# Given instruction:
Tell how many lines carry the word "Aron"; the reply is the number and nothing else.

# Record extracts:
** begin **

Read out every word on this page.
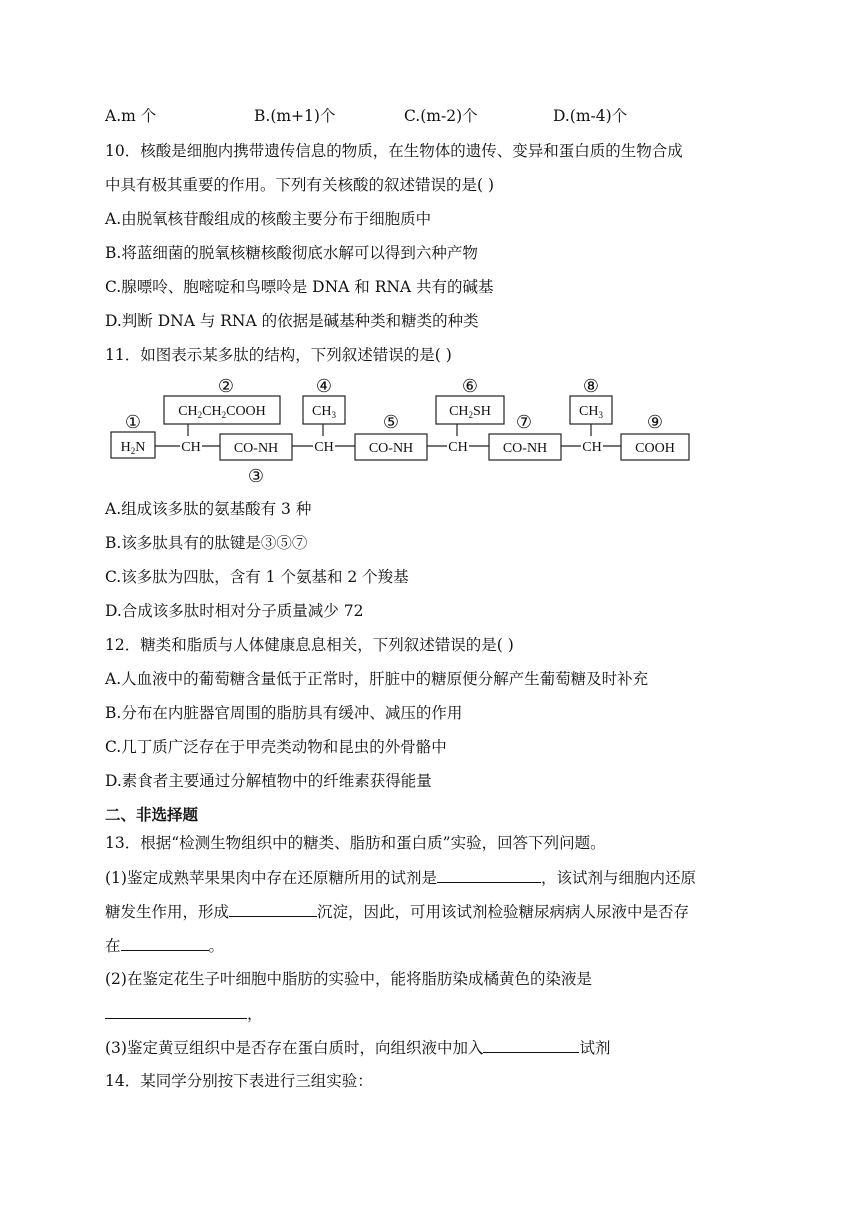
A.m 个	B.(m+1)个	C.(m-2)个	D.(m-4)个
10．核酸是细胞内携带遗传信息的物质，在生物体的遗传、变异和蛋白质的生物合成
中具有极其重要的作用。下列有关核酸的叙述错误的是( )
A.由脱氧核苷酸组成的核酸主要分布于细胞质中
B.将蓝细菌的脱氧核糖核酸彻底水解可以得到六种产物
C.腺嘌呤、胞嘧啶和鸟嘌呤是 DNA 和 RNA 共有的碱基
D.判断 DNA 与 RNA 的依据是碱基种类和糖类的种类
11．如图表示某多肽的结构，下列叙述错误的是( )
①
②
③
④
⑤
⑥
⑦
⑧
⑨
$H_2N$
$CH_2CH_2COOH$	$CH_3$	$CH_2SH$	$CH_3$
CH	CH	CH	CH
CO-NH	CO-NH	CO-NH	COOH
A.组成该多肽的氨基酸有 3 种
B.该多肽具有的肽键是③⑤⑦
C.该多肽为四肽，含有 1 个氨基和 2 个羧基
D.合成该多肽时相对分子质量减少 72
12．糖类和脂质与人体健康息息相关，下列叙述错误的是( )
A.人血液中的葡萄糖含量低于正常时，肝脏中的糖原便分解产生葡萄糖及时补充
B.分布在内脏器官周围的脂肪具有缓冲、减压的作用
C.几丁质广泛存在于甲壳类动物和昆虫的外骨骼中
D.素食者主要通过分解植物中的纤维素获得能量
二、非选择题
13．根据“检测生物组织中的糖类、脂肪和蛋白质”实验，回答下列问题。
(1)鉴定成熟苹果果肉中存在还原糖所用的试剂是	，该试剂与细胞内还原
糖发生作用，形成	沉淀，因此，可用该试剂检验糖尿病病人尿液中是否存
在	。
(2)在鉴定花生子叶细胞中脂肪的实验中，能将脂肪染成橘黄色的染液是
，
(3)鉴定黄豆组织中是否存在蛋白质时，向组织液中加入	试剂
14．某同学分别按下表进行三组实验：
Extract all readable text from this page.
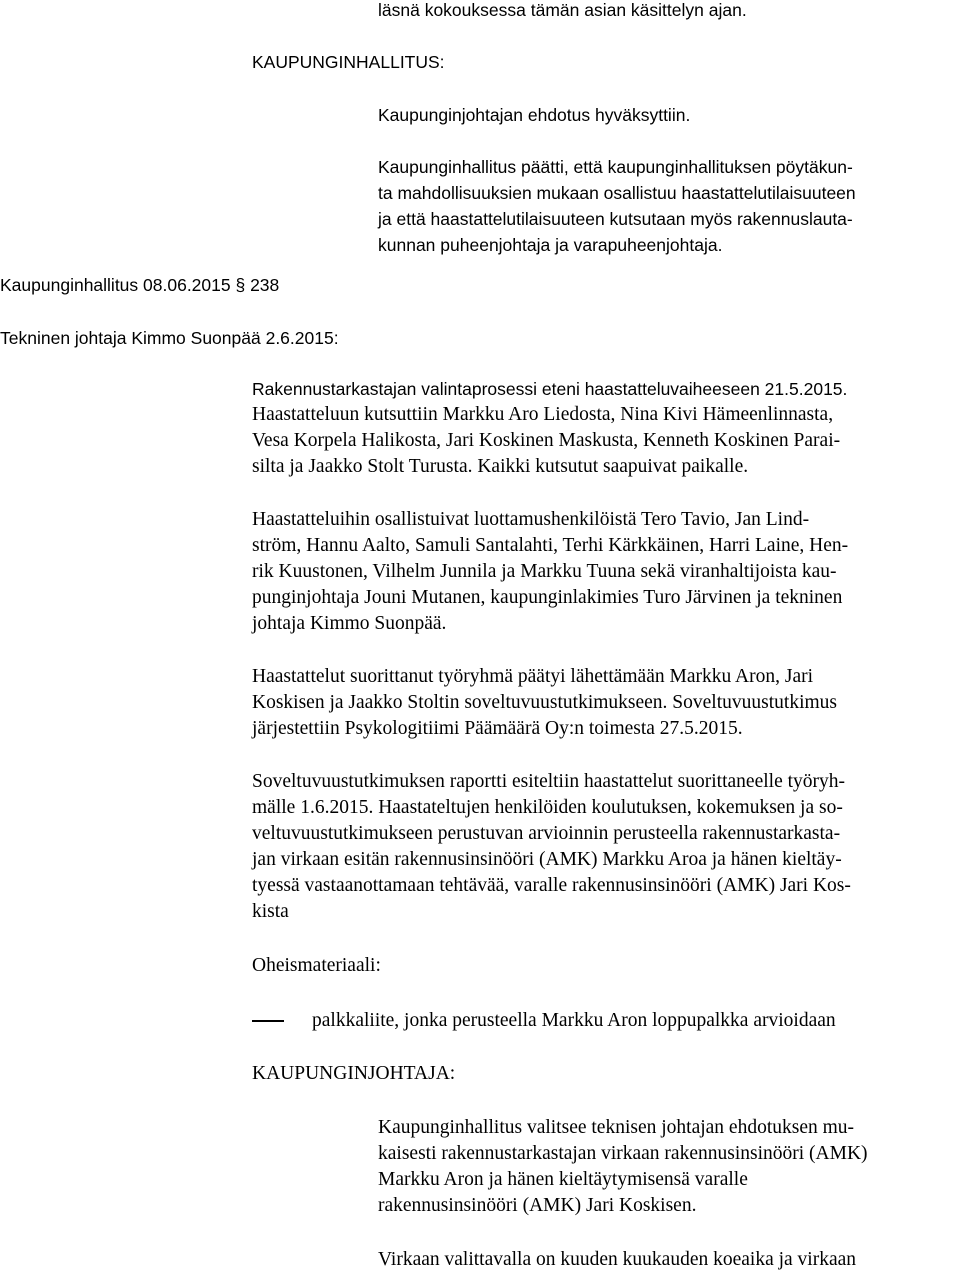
läsnä kokouksessa tämän asian käsittelyn ajan.
KAUPUNGINHALLITUS:
Kaupunginjohtajan ehdotus hyväksyttiin.
Kaupunginhallitus päätti, että kaupunginhallituksen pöytäkun-
ta mahdollisuuksien mukaan osallistuu haastattelutilaisuuteen
ja että haastattelutilaisuuteen kutsutaan myös rakennuslauta-
kunnan puheenjohtaja ja varapuheenjohtaja.
Kaupunginhallitus 08.06.2015 § 238
Tekninen johtaja Kimmo Suonpää 2.6.2015:
Rakennustarkastajan valintaprosessi eteni haastatteluvaiheeseen 21.5.2015.
Haastatteluun kutsuttiin Markku Aro Liedosta, Nina Kivi Hämeenlinnasta,
Vesa Korpela Halikosta, Jari Koskinen Maskusta, Kenneth Koskinen Parai-
silta ja Jaakko Stolt Turusta. Kaikki kutsutut saapuivat paikalle.
Haastatteluihin osallistuivat luottamushenkilöistä Tero Tavio, Jan Lind-
ström, Hannu Aalto, Samuli Santalahti, Terhi Kärkkäinen, Harri Laine, Hen-
rik Kuustonen, Vilhelm Junnila ja Markku Tuuna sekä viranhaltijoista kau-
punginjohtaja Jouni Mutanen, kaupunginlakimies Turo Järvinen ja tekninen
johtaja Kimmo Suonpää.
Haastattelut suorittanut työryhmä päätyi lähettämään Markku Aron, Jari
Koskisen ja Jaakko Stoltin soveltuvuustutkimukseen. Soveltuvuustutkimus
järjestettiin Psykologitiimi Päämäärä Oy:n toimesta 27.5.2015.
Soveltuvuustutkimuksen raportti esiteltiin haastattelut suorittaneelle työryh-
mälle 1.6.2015. Haastateltujen henkilöiden koulutuksen, kokemuksen ja so-
veltuvuustutkimukseen perustuvan arvioinnin perusteella rakennustarkasta-
jan virkaan esitän rakennusinsinööri (AMK) Markku Aroa ja hänen kieltäy-
tyessä vastaanottamaan tehtävää, varalle rakennusinsinööri (AMK) Jari Kos-
kista
Oheismateriaali:
palkkaliite, jonka perusteella Markku Aron loppupalkka arvioidaan
KAUPUNGINJOHTAJA:
Kaupunginhallitus valitsee teknisen johtajan ehdotuksen mu-
kaisesti rakennustarkastajan virkaan rakennusinsinööri (AMK)
Markku Aron ja hänen kieltäytymisensä varalle
rakennusinsinööri (AMK) Jari Koskisen.
Virkaan valittavalla on kuuden kuukauden koeaika ja virkaan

** end **

# The result:
3